> [Data to process]
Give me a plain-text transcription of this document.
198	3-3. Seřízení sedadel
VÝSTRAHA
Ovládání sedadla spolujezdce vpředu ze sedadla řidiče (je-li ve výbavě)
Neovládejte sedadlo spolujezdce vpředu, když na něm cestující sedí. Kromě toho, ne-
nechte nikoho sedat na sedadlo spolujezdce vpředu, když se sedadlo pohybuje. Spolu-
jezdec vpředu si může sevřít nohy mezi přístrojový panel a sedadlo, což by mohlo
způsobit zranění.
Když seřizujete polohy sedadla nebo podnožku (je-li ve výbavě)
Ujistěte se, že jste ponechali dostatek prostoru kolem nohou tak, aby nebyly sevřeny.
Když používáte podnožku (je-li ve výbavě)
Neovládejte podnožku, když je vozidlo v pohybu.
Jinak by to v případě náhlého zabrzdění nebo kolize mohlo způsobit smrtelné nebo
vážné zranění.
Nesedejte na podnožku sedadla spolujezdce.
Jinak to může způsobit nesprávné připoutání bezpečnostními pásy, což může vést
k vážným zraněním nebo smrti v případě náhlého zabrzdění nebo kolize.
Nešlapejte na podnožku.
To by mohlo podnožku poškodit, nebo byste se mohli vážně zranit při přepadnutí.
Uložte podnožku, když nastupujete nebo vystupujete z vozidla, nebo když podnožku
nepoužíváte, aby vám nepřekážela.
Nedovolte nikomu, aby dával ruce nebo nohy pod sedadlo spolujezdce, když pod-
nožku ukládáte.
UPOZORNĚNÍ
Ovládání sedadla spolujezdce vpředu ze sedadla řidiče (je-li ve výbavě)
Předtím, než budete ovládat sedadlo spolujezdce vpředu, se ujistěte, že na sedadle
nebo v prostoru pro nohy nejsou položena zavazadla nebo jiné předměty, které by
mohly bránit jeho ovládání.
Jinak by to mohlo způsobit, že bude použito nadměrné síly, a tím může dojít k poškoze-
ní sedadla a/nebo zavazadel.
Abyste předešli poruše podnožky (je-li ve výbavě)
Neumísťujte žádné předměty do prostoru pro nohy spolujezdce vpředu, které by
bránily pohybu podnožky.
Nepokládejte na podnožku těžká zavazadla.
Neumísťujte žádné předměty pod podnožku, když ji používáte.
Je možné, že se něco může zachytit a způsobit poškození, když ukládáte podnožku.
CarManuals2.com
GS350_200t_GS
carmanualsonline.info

> [Task brief]
Using the data above, reproduce every line exactly.

> [Solution to the exercise]
Give me a plain-text transcription of this document.
198	3-3. Seřízení sedadel
VÝSTRAHA
Ovládání sedadla spolujezdce vpředu ze sedadla řidiče (je-li ve výbavě)
Neovládejte sedadlo spolujezdce vpředu, když na něm cestující sedí. Kromě toho, ne-
nechte nikoho sedat na sedadlo spolujezdce vpředu, když se sedadlo pohybuje. Spolu-
jezdec vpředu si může sevřít nohy mezi přístrojový panel a sedadlo, což by mohlo
způsobit zranění.
Když seřizujete polohy sedadla nebo podnožku (je-li ve výbavě)
Ujistěte se, že jste ponechali dostatek prostoru kolem nohou tak, aby nebyly sevřeny.
Když používáte podnožku (je-li ve výbavě)
Neovládejte podnožku, když je vozidlo v pohybu.
Jinak by to v případě náhlého zabrzdění nebo kolize mohlo způsobit smrtelné nebo
vážné zranění.
Nesedejte na podnožku sedadla spolujezdce.
Jinak to může způsobit nesprávné připoutání bezpečnostními pásy, což může vést
k vážným zraněním nebo smrti v případě náhlého zabrzdění nebo kolize.
Nešlapejte na podnožku.
To by mohlo podnožku poškodit, nebo byste se mohli vážně zranit při přepadnutí.
Uložte podnožku, když nastupujete nebo vystupujete z vozidla, nebo když podnožku
nepoužíváte, aby vám nepřekážela.
Nedovolte nikomu, aby dával ruce nebo nohy pod sedadlo spolujezdce, když pod-
nožku ukládáte.
UPOZORNĚNÍ
Ovládání sedadla spolujezdce vpředu ze sedadla řidiče (je-li ve výbavě)
Předtím, než budete ovládat sedadlo spolujezdce vpředu, se ujistěte, že na sedadle
nebo v prostoru pro nohy nejsou položena zavazadla nebo jiné předměty, které by
mohly bránit jeho ovládání.
Jinak by to mohlo způsobit, že bude použito nadměrné síly, a tím může dojít k poškoze-
ní sedadla a/nebo zavazadel.
Abyste předešli poruše podnožky (je-li ve výbavě)
Neumísťujte žádné předměty do prostoru pro nohy spolujezdce vpředu, které by
bránily pohybu podnožky.
Nepokládejte na podnožku těžká zavazadla.
Neumísťujte žádné předměty pod podnožku, když ji používáte.
Je možné, že se něco může zachytit a způsobit poškození, když ukládáte podnožku.
CarManuals2.com
GS350_200t_GS
carmanualsonline.info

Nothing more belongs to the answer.